─── Rows

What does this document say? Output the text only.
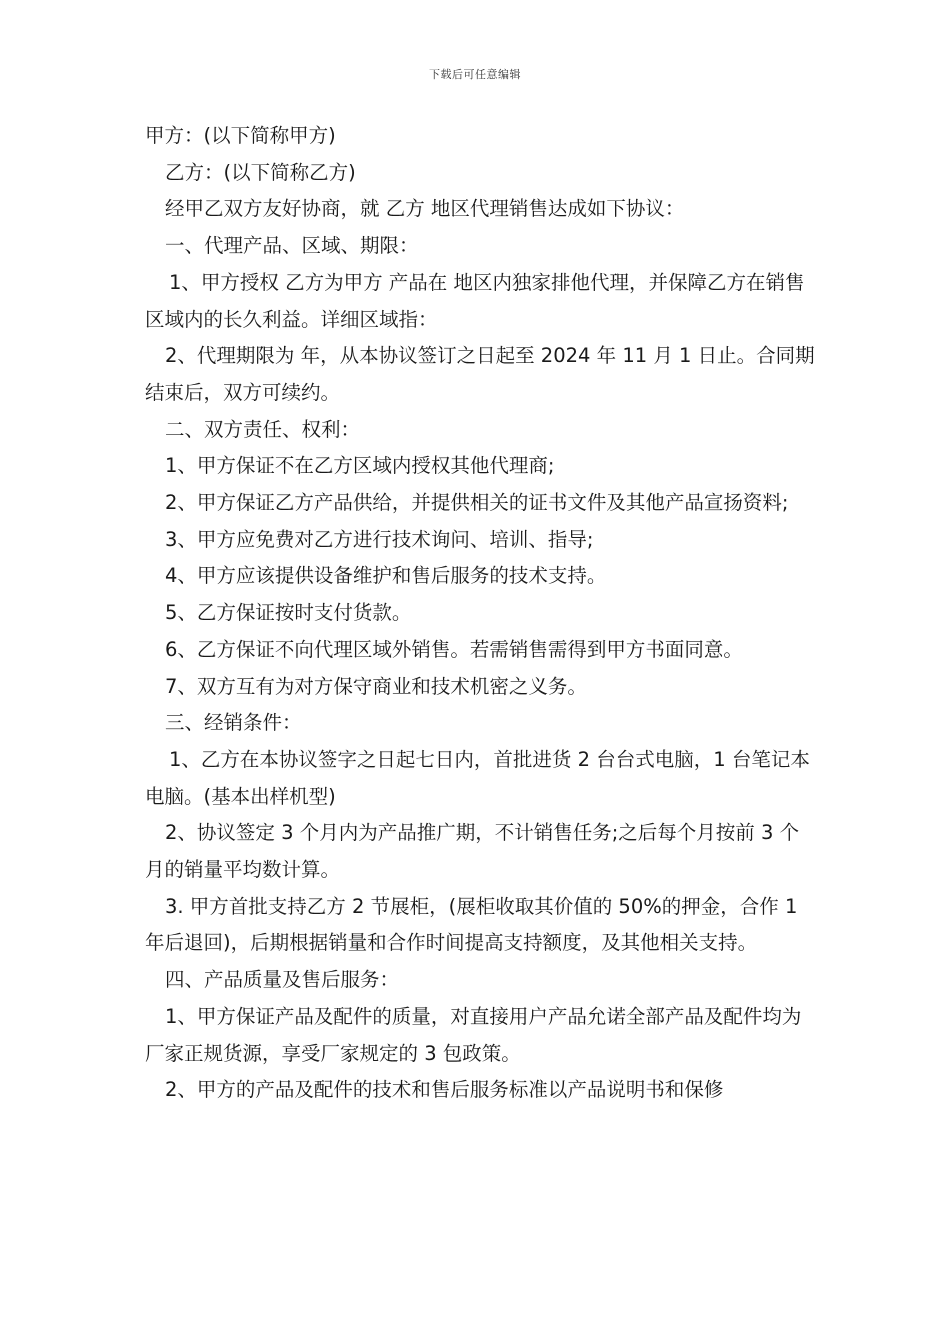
下载后可任意编辑

甲方：(以下简称甲方)

乙方：(以下简称乙方)

经甲乙双方友好协商，就 乙方 地区代理销售达成如下协议：

一、代理产品、区域、期限：

1、甲方授权 乙方为甲方 产品在 地区内独家排他代理，并保障乙方在销售区域内的长久利益。详细区域指：

2、代理期限为 年，从本协议签订之日起至 2024 年 11 月 1 日止。合同期结束后，双方可续约。

二、双方责任、权利：

1、甲方保证不在乙方区域内授权其他代理商;

2、甲方保证乙方产品供给，并提供相关的证书文件及其他产品宣扬资料;

3、甲方应免费对乙方进行技术询问、培训、指导;

4、甲方应该提供设备维护和售后服务的技术支持。

5、乙方保证按时支付货款。

6、乙方保证不向代理区域外销售。若需销售需得到甲方书面同意。

7、双方互有为对方保守商业和技术机密之义务。

三、经销条件：

1、乙方在本协议签字之日起七日内，首批进货 2 台台式电脑，1 台笔记本电脑。(基本出样机型)

2、协议签定 3 个月内为产品推广期，不计销售任务;之后每个月按前 3 个月的销量平均数计算。

3. 甲方首批支持乙方 2 节展柜，(展柜收取其价值的 50%的押金，合作 1 年后退回)，后期根据销量和合作时间提高支持额度，及其他相关支持。

四、产品质量及售后服务：

1、甲方保证产品及配件的质量，对直接用户产品允诺全部产品及配件均为厂家正规货源，享受厂家规定的 3 包政策。

2、甲方的产品及配件的技术和售后服务标准以产品说明书和保修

──────

Short task: Write out the listing above again, exactly, but with no pictures in the copy.

Output for this task:
What does this document say? Output the text only.
下载后可任意编辑

甲方：(以下简称甲方)

乙方：(以下简称乙方)

经甲乙双方友好协商，就 乙方 地区代理销售达成如下协议：

一、代理产品、区域、期限：

1、甲方授权 乙方为甲方 产品在 地区内独家排他代理，并保障乙方在销售区域内的长久利益。详细区域指：

2、代理期限为 年，从本协议签订之日起至 2024 年 11 月 1 日止。合同期结束后，双方可续约。

二、双方责任、权利：

1、甲方保证不在乙方区域内授权其他代理商;

2、甲方保证乙方产品供给，并提供相关的证书文件及其他产品宣扬资料;

3、甲方应免费对乙方进行技术询问、培训、指导;

4、甲方应该提供设备维护和售后服务的技术支持。

5、乙方保证按时支付货款。

6、乙方保证不向代理区域外销售。若需销售需得到甲方书面同意。

7、双方互有为对方保守商业和技术机密之义务。

三、经销条件：

1、乙方在本协议签字之日起七日内，首批进货 2 台台式电脑，1 台笔记本电脑。(基本出样机型)

2、协议签定 3 个月内为产品推广期，不计销售任务;之后每个月按前 3 个月的销量平均数计算。

3. 甲方首批支持乙方 2 节展柜，(展柜收取其价值的 50%的押金，合作 1 年后退回)，后期根据销量和合作时间提高支持额度，及其他相关支持。

四、产品质量及售后服务：

1、甲方保证产品及配件的质量，对直接用户产品允诺全部产品及配件均为厂家正规货源，享受厂家规定的 3 包政策。

2、甲方的产品及配件的技术和售后服务标准以产品说明书和保修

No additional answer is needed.